▸ WHAT YOU HAVE TO DO
Please copy out the following lines word for word, covering every item.

[START OF DATA SECTION]

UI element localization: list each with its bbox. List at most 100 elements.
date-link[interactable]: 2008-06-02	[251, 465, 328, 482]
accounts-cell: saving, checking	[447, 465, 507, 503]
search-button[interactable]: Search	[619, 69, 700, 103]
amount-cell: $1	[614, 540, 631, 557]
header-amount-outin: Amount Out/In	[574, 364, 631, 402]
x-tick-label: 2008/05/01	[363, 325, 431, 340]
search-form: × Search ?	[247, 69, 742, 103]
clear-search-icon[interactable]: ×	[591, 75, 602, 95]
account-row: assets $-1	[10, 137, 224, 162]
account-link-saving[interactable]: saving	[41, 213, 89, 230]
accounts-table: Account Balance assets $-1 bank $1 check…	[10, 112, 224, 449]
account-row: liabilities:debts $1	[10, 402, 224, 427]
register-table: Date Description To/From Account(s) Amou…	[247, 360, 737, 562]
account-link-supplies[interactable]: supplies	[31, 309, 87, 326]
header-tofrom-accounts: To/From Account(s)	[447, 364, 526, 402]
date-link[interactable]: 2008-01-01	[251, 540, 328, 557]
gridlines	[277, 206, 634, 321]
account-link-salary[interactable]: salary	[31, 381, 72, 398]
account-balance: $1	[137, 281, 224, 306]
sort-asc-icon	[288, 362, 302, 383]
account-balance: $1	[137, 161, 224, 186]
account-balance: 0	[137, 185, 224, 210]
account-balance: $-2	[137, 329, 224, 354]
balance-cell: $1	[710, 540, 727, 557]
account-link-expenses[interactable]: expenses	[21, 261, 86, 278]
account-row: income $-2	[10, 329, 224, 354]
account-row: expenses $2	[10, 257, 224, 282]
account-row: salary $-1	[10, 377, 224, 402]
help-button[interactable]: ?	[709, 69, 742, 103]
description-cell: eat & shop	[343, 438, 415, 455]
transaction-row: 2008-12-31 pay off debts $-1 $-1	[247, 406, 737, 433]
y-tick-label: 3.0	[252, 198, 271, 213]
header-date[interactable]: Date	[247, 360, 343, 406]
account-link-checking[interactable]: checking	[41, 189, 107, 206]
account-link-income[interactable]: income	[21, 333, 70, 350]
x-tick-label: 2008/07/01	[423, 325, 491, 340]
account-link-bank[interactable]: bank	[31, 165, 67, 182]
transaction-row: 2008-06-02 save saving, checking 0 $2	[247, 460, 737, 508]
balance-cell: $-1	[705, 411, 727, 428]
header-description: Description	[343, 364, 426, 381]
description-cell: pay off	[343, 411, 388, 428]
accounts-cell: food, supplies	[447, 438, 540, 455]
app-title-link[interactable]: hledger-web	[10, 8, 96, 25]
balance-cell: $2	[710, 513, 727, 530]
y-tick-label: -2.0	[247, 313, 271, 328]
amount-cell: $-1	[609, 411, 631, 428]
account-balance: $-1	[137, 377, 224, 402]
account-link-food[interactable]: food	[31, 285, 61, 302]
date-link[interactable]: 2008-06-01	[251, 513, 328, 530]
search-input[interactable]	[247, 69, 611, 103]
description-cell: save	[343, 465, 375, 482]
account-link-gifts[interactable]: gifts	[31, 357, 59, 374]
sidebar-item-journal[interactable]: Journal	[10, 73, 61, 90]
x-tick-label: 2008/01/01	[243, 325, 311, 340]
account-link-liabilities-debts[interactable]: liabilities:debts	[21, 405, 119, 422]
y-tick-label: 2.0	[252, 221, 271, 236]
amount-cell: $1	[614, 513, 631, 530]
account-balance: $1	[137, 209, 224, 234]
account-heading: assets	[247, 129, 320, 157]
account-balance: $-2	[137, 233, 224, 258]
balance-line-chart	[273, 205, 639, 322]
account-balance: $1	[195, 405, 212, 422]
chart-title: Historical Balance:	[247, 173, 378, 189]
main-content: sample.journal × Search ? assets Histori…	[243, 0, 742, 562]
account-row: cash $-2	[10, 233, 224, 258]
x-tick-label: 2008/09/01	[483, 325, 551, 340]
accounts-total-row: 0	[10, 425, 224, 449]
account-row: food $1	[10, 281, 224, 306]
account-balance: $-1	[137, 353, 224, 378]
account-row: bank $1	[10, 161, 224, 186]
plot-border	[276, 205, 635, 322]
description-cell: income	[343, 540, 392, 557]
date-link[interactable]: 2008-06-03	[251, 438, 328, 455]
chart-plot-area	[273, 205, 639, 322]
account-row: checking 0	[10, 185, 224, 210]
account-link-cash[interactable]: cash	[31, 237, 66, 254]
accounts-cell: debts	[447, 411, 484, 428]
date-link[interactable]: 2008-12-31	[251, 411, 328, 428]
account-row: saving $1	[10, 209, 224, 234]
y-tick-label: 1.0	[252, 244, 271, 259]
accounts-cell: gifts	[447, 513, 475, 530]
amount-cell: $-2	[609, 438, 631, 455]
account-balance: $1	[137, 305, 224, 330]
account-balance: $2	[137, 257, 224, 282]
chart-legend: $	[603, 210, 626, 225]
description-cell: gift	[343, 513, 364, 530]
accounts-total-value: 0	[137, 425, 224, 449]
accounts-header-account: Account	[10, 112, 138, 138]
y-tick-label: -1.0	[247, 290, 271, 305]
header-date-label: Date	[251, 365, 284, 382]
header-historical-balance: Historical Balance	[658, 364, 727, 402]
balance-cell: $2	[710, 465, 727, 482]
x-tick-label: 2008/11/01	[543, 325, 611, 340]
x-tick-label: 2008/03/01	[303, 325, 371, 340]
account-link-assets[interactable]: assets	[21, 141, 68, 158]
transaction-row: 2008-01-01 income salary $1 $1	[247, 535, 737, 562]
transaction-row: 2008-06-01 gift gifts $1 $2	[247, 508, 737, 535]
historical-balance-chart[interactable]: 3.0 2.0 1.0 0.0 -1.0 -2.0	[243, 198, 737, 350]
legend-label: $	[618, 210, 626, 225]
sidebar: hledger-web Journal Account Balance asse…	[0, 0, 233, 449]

[END OF DATA SECTION]

▸ THE OUTPUT
UI element localization: list each with its bbox. List at most 100 elements.
date-link[interactable]: 2008-06-02	[251, 465, 328, 482]
accounts-cell: saving, checking	[447, 465, 507, 503]
search-button[interactable]: Search	[619, 69, 700, 103]
amount-cell: $1	[614, 540, 631, 557]
header-amount-outin: Amount Out/In	[574, 364, 631, 402]
x-tick-label: 2008/05/01	[363, 325, 431, 340]
search-form: × Search ?	[247, 69, 742, 103]
clear-search-icon[interactable]: ×	[591, 75, 602, 95]
account-row: assets $-1	[10, 137, 224, 162]
account-link-saving[interactable]: saving	[41, 213, 89, 230]
accounts-table: Account Balance assets $-1 bank $1 check…	[10, 112, 224, 449]
account-row: liabilities:debts $1	[10, 402, 224, 427]
register-table: Date Description To/From Account(s) Amou…	[247, 360, 737, 562]
account-link-supplies[interactable]: supplies	[31, 309, 87, 326]
header-tofrom-accounts: To/From Account(s)	[447, 364, 526, 402]
date-link[interactable]: 2008-01-01	[251, 540, 328, 557]
gridlines	[277, 206, 634, 321]
account-link-salary[interactable]: salary	[31, 381, 72, 398]
account-balance: $1	[137, 281, 224, 306]
sort-asc-icon	[288, 362, 302, 383]
account-balance: $1	[137, 161, 224, 186]
account-balance: 0	[137, 185, 224, 210]
account-balance: $-2	[137, 329, 224, 354]
balance-cell: $1	[710, 540, 727, 557]
account-link-expenses[interactable]: expenses	[21, 261, 86, 278]
account-row: income $-2	[10, 329, 224, 354]
account-row: expenses $2	[10, 257, 224, 282]
account-row: salary $-1	[10, 377, 224, 402]
help-button[interactable]: ?	[709, 69, 742, 103]
description-cell: eat & shop	[343, 438, 415, 455]
transaction-row: 2008-12-31 pay off debts $-1 $-1	[247, 406, 737, 433]
y-tick-label: 3.0	[252, 198, 271, 213]
header-date[interactable]: Date	[247, 360, 343, 406]
account-link-checking[interactable]: checking	[41, 189, 107, 206]
account-link-income[interactable]: income	[21, 333, 70, 350]
x-tick-label: 2008/07/01	[423, 325, 491, 340]
account-link-bank[interactable]: bank	[31, 165, 67, 182]
transaction-row: 2008-06-02 save saving, checking 0 $2	[247, 460, 737, 508]
balance-cell: $-1	[705, 411, 727, 428]
header-description: Description	[343, 364, 426, 381]
description-cell: pay off	[343, 411, 388, 428]
accounts-cell: food, supplies	[447, 438, 540, 455]
app-title-link[interactable]: hledger-web	[10, 8, 96, 25]
balance-cell: $2	[710, 513, 727, 530]
y-tick-label: -2.0	[247, 313, 271, 328]
amount-cell: $-1	[609, 411, 631, 428]
account-balance: $-1	[137, 377, 224, 402]
account-link-food[interactable]: food	[31, 285, 61, 302]
date-link[interactable]: 2008-06-01	[251, 513, 328, 530]
search-input[interactable]	[247, 69, 611, 103]
description-cell: save	[343, 465, 375, 482]
account-link-gifts[interactable]: gifts	[31, 357, 59, 374]
sidebar-item-journal[interactable]: Journal	[10, 73, 61, 90]
x-tick-label: 2008/01/01	[243, 325, 311, 340]
account-link-liabilities-debts[interactable]: liabilities:debts	[21, 405, 119, 422]
y-tick-label: 2.0	[252, 221, 271, 236]
amount-cell: $1	[614, 513, 631, 530]
account-balance: $1	[137, 209, 224, 234]
account-heading: assets	[247, 129, 320, 157]
account-balance: $-2	[137, 233, 224, 258]
balance-line-chart	[273, 205, 639, 322]
account-balance: $1	[195, 405, 212, 422]
chart-title: Historical Balance:	[247, 173, 378, 189]
main-content: sample.journal × Search ? assets Histori…	[243, 0, 742, 562]
account-row: cash $-2	[10, 233, 224, 258]
x-tick-label: 2008/09/01	[483, 325, 551, 340]
accounts-total-row: 0	[10, 425, 224, 449]
account-row: food $1	[10, 281, 224, 306]
account-balance: $-1	[137, 353, 224, 378]
account-row: bank $1	[10, 161, 224, 186]
plot-border	[276, 205, 635, 322]
description-cell: income	[343, 540, 392, 557]
date-link[interactable]: 2008-06-03	[251, 438, 328, 455]
chart-plot-area	[273, 205, 639, 322]
account-row: checking 0	[10, 185, 224, 210]
account-link-cash[interactable]: cash	[31, 237, 66, 254]
accounts-cell: debts	[447, 411, 484, 428]
date-link[interactable]: 2008-12-31	[251, 411, 328, 428]
account-row: saving $1	[10, 209, 224, 234]
y-tick-label: 1.0	[252, 244, 271, 259]
accounts-cell: gifts	[447, 513, 475, 530]
amount-cell: $-2	[609, 438, 631, 455]
account-balance: $1	[137, 305, 224, 330]
account-balance: $2	[137, 257, 224, 282]
chart-legend: $	[603, 210, 626, 225]
description-cell: gift	[343, 513, 364, 530]
accounts-total-value: 0	[137, 425, 224, 449]
accounts-header-account: Account	[10, 112, 138, 138]
y-tick-label: -1.0	[247, 290, 271, 305]
header-date-label: Date	[251, 365, 284, 382]
header-historical-balance: Historical Balance	[658, 364, 727, 402]
balance-cell: $2	[710, 465, 727, 482]
x-tick-label: 2008/11/01	[543, 325, 611, 340]
x-tick-label: 2008/03/01	[303, 325, 371, 340]
account-link-assets[interactable]: assets	[21, 141, 68, 158]
transaction-row: 2008-01-01 income salary $1 $1	[247, 535, 737, 562]
transaction-row: 2008-06-01 gift gifts $1 $2	[247, 508, 737, 535]
historical-balance-chart[interactable]: 3.0 2.0 1.0 0.0 -1.0 -2.0	[243, 198, 737, 350]
legend-label: $	[618, 210, 626, 225]
sidebar: hledger-web Journal Account Balance asse…	[0, 0, 233, 449]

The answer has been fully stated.